* _What the task requires_:
If a line in the entries below holds the string "Cortex", copy it.
::: Available data
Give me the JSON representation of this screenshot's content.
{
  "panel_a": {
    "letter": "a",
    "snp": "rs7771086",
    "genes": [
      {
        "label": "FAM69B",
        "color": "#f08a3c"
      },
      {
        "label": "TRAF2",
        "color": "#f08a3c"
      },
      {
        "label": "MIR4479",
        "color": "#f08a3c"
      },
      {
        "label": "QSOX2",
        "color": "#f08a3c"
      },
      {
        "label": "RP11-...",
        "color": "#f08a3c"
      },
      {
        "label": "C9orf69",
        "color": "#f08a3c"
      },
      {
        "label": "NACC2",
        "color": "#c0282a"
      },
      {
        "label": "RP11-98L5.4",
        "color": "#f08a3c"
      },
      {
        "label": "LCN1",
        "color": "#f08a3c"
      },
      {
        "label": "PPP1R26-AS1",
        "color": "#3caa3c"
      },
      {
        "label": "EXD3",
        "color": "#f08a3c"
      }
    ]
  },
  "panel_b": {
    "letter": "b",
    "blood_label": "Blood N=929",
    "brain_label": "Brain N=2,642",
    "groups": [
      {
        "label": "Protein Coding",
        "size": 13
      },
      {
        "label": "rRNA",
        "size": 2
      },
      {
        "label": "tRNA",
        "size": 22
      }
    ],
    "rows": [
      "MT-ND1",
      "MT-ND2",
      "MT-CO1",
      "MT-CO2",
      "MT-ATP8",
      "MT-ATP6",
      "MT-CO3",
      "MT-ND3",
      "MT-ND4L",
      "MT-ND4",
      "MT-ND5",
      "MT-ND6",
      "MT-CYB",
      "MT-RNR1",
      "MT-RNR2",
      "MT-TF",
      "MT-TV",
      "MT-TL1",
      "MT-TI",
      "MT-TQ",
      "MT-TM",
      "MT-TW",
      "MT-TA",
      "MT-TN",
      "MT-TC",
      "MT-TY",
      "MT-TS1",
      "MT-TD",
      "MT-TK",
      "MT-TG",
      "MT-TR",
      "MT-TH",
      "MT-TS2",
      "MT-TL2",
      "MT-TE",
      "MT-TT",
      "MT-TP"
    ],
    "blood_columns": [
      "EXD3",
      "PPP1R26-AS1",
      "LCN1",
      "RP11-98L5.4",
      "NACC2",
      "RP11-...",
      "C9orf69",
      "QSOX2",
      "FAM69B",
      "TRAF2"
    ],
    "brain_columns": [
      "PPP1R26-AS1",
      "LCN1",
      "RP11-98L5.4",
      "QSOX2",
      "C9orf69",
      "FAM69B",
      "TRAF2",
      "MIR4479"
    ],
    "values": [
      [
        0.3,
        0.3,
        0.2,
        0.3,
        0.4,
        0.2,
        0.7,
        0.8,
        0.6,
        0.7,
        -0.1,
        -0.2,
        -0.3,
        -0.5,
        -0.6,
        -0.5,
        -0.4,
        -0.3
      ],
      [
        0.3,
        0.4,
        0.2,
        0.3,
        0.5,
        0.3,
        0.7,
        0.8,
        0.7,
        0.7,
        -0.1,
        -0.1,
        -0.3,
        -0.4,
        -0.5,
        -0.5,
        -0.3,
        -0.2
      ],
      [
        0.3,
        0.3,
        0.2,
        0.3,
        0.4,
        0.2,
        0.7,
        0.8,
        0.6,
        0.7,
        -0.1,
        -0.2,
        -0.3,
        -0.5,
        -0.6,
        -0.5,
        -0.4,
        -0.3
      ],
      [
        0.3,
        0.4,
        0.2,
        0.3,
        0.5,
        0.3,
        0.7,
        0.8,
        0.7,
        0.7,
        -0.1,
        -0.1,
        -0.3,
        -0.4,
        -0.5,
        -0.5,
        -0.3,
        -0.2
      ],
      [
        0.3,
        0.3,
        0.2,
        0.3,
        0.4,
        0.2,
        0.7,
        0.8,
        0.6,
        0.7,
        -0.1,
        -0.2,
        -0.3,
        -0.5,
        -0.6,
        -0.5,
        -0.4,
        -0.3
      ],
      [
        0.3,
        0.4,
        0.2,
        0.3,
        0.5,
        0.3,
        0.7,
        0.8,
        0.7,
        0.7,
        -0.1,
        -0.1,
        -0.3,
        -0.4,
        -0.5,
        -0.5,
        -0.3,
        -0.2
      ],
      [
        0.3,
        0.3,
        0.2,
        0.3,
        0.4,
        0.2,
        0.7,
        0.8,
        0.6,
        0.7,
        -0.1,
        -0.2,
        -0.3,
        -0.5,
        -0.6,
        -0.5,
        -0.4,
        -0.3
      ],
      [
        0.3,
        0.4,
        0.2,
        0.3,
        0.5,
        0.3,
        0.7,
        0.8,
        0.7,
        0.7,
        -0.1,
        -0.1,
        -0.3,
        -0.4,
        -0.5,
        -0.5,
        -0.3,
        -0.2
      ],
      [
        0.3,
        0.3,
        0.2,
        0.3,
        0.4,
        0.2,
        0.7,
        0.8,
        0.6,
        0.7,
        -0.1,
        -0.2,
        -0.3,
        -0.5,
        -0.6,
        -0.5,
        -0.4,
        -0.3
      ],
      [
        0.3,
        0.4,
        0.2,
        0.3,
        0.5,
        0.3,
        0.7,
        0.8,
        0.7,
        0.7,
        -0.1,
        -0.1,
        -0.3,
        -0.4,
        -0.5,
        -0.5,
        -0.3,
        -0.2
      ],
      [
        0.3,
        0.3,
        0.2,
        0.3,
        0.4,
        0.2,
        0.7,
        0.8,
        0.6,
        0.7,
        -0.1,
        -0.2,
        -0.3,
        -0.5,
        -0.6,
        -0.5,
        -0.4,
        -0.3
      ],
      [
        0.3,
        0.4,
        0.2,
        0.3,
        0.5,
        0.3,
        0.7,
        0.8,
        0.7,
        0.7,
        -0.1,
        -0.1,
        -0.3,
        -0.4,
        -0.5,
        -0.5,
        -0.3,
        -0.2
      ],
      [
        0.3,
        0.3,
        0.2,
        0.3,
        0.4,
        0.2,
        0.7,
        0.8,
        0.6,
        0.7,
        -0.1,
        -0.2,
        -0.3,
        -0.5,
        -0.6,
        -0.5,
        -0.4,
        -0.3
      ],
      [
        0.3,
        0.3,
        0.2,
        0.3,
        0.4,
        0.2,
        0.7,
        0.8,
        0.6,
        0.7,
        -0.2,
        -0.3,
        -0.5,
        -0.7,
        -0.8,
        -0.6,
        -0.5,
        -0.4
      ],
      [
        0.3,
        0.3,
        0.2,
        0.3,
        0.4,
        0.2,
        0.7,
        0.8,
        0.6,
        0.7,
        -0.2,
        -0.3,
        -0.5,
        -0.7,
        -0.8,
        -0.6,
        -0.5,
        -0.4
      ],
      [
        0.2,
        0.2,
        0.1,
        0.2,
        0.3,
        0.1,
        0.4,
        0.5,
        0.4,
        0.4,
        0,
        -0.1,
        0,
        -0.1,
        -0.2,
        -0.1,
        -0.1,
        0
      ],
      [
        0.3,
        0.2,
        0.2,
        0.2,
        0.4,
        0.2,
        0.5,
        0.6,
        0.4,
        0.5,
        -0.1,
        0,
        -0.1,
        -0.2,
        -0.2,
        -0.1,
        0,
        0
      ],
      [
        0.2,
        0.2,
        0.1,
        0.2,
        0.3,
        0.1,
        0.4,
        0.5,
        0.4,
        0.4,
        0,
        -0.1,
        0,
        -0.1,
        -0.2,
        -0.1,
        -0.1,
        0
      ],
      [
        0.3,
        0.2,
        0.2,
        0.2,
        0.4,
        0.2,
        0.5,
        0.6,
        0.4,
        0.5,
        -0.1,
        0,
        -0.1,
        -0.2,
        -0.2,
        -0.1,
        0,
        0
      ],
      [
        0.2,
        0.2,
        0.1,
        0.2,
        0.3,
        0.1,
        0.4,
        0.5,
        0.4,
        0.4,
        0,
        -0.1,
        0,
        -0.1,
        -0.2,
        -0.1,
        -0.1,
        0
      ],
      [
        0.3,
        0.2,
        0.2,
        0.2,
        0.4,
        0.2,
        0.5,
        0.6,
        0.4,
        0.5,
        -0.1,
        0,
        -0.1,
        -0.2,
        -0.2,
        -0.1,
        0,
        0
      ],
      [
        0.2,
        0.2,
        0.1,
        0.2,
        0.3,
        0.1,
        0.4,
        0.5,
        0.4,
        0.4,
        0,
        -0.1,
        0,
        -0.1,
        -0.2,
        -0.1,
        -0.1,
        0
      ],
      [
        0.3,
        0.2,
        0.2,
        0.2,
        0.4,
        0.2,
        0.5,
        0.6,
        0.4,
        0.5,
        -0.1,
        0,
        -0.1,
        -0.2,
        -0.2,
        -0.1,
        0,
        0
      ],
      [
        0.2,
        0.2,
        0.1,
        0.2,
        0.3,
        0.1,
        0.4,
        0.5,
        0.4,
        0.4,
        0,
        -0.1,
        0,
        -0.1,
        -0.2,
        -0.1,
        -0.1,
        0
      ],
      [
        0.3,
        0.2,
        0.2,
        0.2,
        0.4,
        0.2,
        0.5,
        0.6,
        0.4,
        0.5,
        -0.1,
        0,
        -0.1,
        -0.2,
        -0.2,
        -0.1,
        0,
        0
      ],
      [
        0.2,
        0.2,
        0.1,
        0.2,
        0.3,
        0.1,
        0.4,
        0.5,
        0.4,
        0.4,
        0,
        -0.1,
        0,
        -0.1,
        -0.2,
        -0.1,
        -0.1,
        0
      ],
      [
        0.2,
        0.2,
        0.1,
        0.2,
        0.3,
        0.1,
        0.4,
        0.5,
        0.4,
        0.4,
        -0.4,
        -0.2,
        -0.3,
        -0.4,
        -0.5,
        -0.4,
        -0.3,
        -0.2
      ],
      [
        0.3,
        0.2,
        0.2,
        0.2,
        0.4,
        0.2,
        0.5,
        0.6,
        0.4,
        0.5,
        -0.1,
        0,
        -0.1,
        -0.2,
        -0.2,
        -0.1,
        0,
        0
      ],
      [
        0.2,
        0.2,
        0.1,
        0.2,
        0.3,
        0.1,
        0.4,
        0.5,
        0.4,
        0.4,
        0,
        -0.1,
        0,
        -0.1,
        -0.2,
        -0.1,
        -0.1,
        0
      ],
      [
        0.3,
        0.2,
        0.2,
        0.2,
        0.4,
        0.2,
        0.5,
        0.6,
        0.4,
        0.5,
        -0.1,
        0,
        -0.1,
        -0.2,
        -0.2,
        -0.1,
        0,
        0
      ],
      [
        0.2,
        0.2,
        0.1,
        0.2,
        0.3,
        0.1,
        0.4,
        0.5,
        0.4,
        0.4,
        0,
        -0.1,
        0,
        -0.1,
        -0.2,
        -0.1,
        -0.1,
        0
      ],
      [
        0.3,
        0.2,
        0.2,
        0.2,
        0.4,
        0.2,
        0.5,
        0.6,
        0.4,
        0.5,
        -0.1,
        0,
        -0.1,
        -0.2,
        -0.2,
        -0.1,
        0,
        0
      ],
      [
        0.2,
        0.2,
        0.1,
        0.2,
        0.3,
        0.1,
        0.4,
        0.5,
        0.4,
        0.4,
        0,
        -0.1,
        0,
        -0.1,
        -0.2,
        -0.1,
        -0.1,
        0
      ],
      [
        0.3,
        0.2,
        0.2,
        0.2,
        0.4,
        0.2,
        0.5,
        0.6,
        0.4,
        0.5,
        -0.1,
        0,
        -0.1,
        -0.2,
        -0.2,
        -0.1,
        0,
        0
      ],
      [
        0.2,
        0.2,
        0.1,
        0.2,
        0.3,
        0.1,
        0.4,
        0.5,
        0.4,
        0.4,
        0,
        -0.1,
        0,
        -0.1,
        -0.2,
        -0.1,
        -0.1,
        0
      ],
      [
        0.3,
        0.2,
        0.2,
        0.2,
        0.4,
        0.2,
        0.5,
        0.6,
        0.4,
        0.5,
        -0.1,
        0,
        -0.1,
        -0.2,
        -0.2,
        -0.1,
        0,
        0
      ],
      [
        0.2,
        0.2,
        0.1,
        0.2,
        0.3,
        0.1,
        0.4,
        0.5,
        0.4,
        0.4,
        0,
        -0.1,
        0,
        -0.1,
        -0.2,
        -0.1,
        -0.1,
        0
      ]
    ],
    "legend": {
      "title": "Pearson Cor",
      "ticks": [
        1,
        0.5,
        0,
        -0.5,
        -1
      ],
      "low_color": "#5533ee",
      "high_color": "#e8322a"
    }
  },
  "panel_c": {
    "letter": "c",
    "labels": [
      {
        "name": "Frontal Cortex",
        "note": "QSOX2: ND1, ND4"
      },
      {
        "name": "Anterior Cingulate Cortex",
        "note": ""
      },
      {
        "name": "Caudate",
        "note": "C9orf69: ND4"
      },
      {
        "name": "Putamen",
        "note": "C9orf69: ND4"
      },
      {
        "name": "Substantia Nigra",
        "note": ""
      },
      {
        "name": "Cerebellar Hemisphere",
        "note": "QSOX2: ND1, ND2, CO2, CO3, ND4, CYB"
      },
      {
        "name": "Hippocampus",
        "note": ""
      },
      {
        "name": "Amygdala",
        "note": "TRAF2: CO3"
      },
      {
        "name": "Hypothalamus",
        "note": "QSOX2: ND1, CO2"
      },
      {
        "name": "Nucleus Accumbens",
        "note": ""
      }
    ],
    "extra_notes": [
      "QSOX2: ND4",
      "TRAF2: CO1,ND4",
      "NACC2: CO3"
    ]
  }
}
::::::
* _Answer space_:
        "name": "Frontal Cortex",
        "name": "Anterior Cingulate Cortex",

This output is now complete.